** Required task **
Please reproduce every one of the entries below word for word, with nothing left out or changed.

## START Material for this exercise

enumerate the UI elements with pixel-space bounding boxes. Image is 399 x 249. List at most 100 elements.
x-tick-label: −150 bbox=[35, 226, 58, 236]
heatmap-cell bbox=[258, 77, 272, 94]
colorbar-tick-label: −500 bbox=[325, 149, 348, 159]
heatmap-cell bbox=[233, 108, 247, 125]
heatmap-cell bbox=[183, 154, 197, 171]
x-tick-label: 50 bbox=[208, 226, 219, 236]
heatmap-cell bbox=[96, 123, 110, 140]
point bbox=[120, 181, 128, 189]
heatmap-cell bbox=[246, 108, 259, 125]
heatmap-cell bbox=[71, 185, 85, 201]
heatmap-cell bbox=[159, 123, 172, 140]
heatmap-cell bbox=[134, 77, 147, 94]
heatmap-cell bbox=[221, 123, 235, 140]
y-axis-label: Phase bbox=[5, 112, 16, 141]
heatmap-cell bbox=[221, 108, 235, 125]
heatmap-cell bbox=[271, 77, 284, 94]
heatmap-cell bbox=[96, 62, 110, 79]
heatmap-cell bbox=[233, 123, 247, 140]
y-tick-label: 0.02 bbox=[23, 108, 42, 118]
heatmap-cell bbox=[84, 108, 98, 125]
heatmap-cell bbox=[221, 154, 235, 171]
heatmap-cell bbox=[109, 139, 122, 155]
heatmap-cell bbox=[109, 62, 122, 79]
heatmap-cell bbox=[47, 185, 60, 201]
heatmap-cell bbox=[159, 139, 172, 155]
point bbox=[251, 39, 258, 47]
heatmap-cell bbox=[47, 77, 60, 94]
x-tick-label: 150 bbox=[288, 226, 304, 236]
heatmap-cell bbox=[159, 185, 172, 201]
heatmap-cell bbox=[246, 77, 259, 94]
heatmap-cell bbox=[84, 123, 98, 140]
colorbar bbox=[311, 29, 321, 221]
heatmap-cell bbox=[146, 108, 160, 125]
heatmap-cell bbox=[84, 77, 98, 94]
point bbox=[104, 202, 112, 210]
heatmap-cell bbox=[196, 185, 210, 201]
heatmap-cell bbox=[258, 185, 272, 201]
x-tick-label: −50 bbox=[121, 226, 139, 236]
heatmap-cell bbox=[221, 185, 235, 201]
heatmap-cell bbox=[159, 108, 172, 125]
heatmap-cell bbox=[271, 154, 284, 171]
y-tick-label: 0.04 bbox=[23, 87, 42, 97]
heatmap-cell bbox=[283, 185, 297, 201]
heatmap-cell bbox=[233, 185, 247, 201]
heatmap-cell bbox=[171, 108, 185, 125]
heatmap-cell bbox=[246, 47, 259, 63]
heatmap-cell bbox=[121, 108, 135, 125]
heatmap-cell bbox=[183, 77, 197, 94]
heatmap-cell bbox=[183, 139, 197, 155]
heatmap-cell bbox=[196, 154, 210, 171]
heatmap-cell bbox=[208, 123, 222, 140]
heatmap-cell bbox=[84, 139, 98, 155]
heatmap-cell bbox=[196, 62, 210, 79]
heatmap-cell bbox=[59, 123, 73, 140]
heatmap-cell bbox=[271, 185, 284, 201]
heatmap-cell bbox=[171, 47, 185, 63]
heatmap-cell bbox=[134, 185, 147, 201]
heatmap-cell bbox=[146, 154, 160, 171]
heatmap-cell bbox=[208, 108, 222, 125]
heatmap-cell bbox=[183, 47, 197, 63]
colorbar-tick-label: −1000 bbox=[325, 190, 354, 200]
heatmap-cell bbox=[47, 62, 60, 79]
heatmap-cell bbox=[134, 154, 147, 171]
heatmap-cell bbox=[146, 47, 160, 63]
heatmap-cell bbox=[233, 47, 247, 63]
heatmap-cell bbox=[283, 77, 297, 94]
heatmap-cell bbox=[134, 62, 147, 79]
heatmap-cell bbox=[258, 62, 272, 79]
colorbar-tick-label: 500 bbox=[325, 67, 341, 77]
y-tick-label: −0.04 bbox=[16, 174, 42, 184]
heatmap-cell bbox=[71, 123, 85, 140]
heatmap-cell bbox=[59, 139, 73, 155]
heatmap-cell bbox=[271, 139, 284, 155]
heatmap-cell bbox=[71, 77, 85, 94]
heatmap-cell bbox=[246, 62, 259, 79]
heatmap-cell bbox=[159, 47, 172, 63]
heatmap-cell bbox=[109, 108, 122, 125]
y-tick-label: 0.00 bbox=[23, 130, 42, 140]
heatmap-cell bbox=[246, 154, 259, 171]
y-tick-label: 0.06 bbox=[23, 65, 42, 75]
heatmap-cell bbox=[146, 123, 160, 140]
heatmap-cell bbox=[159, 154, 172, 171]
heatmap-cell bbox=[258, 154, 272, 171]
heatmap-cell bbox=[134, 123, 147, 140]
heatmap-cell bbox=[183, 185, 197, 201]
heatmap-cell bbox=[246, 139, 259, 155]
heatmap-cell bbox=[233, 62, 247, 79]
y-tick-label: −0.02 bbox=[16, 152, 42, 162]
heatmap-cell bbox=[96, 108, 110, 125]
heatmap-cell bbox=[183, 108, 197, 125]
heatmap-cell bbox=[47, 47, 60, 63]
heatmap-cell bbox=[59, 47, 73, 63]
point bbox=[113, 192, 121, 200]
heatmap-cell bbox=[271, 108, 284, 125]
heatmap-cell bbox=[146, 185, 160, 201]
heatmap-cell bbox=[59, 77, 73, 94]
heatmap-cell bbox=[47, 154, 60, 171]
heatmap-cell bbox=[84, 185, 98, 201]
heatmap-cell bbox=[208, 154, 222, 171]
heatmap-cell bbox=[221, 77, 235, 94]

## END Material for this exercise

** Exercise output **
enumerate the UI elements with pixel-space bounding boxes. Image is 399 x 249. List at most 100 elements.
x-tick-label: −150 bbox=[35, 226, 58, 236]
heatmap-cell bbox=[258, 77, 272, 94]
colorbar-tick-label: −500 bbox=[325, 149, 348, 159]
heatmap-cell bbox=[233, 108, 247, 125]
heatmap-cell bbox=[183, 154, 197, 171]
x-tick-label: 50 bbox=[208, 226, 219, 236]
heatmap-cell bbox=[96, 123, 110, 140]
point bbox=[120, 181, 128, 189]
heatmap-cell bbox=[246, 108, 259, 125]
heatmap-cell bbox=[71, 185, 85, 201]
heatmap-cell bbox=[159, 123, 172, 140]
heatmap-cell bbox=[134, 77, 147, 94]
heatmap-cell bbox=[221, 123, 235, 140]
y-axis-label: Phase bbox=[5, 112, 16, 141]
heatmap-cell bbox=[221, 108, 235, 125]
heatmap-cell bbox=[271, 77, 284, 94]
heatmap-cell bbox=[96, 62, 110, 79]
heatmap-cell bbox=[233, 123, 247, 140]
y-tick-label: 0.02 bbox=[23, 108, 42, 118]
heatmap-cell bbox=[84, 108, 98, 125]
heatmap-cell bbox=[221, 154, 235, 171]
heatmap-cell bbox=[109, 139, 122, 155]
heatmap-cell bbox=[109, 62, 122, 79]
heatmap-cell bbox=[47, 185, 60, 201]
heatmap-cell bbox=[159, 139, 172, 155]
point bbox=[251, 39, 258, 47]
heatmap-cell bbox=[47, 77, 60, 94]
x-tick-label: 150 bbox=[288, 226, 304, 236]
heatmap-cell bbox=[159, 185, 172, 201]
heatmap-cell bbox=[246, 77, 259, 94]
heatmap-cell bbox=[84, 123, 98, 140]
colorbar bbox=[311, 29, 321, 221]
heatmap-cell bbox=[146, 108, 160, 125]
heatmap-cell bbox=[84, 77, 98, 94]
point bbox=[104, 202, 112, 210]
heatmap-cell bbox=[196, 185, 210, 201]
heatmap-cell bbox=[258, 185, 272, 201]
x-tick-label: −50 bbox=[121, 226, 139, 236]
heatmap-cell bbox=[221, 185, 235, 201]
heatmap-cell bbox=[159, 108, 172, 125]
heatmap-cell bbox=[271, 154, 284, 171]
y-tick-label: 0.04 bbox=[23, 87, 42, 97]
heatmap-cell bbox=[283, 185, 297, 201]
heatmap-cell bbox=[233, 185, 247, 201]
heatmap-cell bbox=[171, 108, 185, 125]
heatmap-cell bbox=[246, 47, 259, 63]
heatmap-cell bbox=[121, 108, 135, 125]
heatmap-cell bbox=[183, 77, 197, 94]
heatmap-cell bbox=[183, 139, 197, 155]
heatmap-cell bbox=[196, 154, 210, 171]
heatmap-cell bbox=[208, 123, 222, 140]
heatmap-cell bbox=[84, 139, 98, 155]
heatmap-cell bbox=[196, 62, 210, 79]
heatmap-cell bbox=[59, 123, 73, 140]
heatmap-cell bbox=[271, 185, 284, 201]
heatmap-cell bbox=[171, 47, 185, 63]
heatmap-cell bbox=[134, 185, 147, 201]
heatmap-cell bbox=[146, 154, 160, 171]
heatmap-cell bbox=[208, 108, 222, 125]
heatmap-cell bbox=[183, 47, 197, 63]
colorbar-tick-label: −1000 bbox=[325, 190, 354, 200]
heatmap-cell bbox=[47, 62, 60, 79]
heatmap-cell bbox=[134, 154, 147, 171]
heatmap-cell bbox=[146, 47, 160, 63]
heatmap-cell bbox=[233, 47, 247, 63]
heatmap-cell bbox=[283, 77, 297, 94]
heatmap-cell bbox=[134, 62, 147, 79]
heatmap-cell bbox=[258, 62, 272, 79]
colorbar-tick-label: 500 bbox=[325, 67, 341, 77]
y-tick-label: −0.04 bbox=[16, 174, 42, 184]
heatmap-cell bbox=[71, 123, 85, 140]
heatmap-cell bbox=[59, 139, 73, 155]
heatmap-cell bbox=[271, 139, 284, 155]
heatmap-cell bbox=[71, 77, 85, 94]
heatmap-cell bbox=[246, 62, 259, 79]
heatmap-cell bbox=[159, 47, 172, 63]
heatmap-cell bbox=[109, 108, 122, 125]
y-tick-label: 0.00 bbox=[23, 130, 42, 140]
heatmap-cell bbox=[246, 154, 259, 171]
y-tick-label: 0.06 bbox=[23, 65, 42, 75]
heatmap-cell bbox=[146, 123, 160, 140]
heatmap-cell bbox=[159, 154, 172, 171]
heatmap-cell bbox=[258, 154, 272, 171]
heatmap-cell bbox=[134, 123, 147, 140]
heatmap-cell bbox=[183, 185, 197, 201]
heatmap-cell bbox=[246, 139, 259, 155]
heatmap-cell bbox=[233, 62, 247, 79]
y-tick-label: −0.02 bbox=[16, 152, 42, 162]
heatmap-cell bbox=[96, 108, 110, 125]
heatmap-cell bbox=[183, 108, 197, 125]
heatmap-cell bbox=[47, 47, 60, 63]
heatmap-cell bbox=[59, 47, 73, 63]
point bbox=[113, 192, 121, 200]
heatmap-cell bbox=[271, 108, 284, 125]
heatmap-cell bbox=[146, 185, 160, 201]
heatmap-cell bbox=[59, 77, 73, 94]
heatmap-cell bbox=[47, 154, 60, 171]
heatmap-cell bbox=[84, 185, 98, 201]
heatmap-cell bbox=[208, 154, 222, 171]
heatmap-cell bbox=[221, 77, 235, 94]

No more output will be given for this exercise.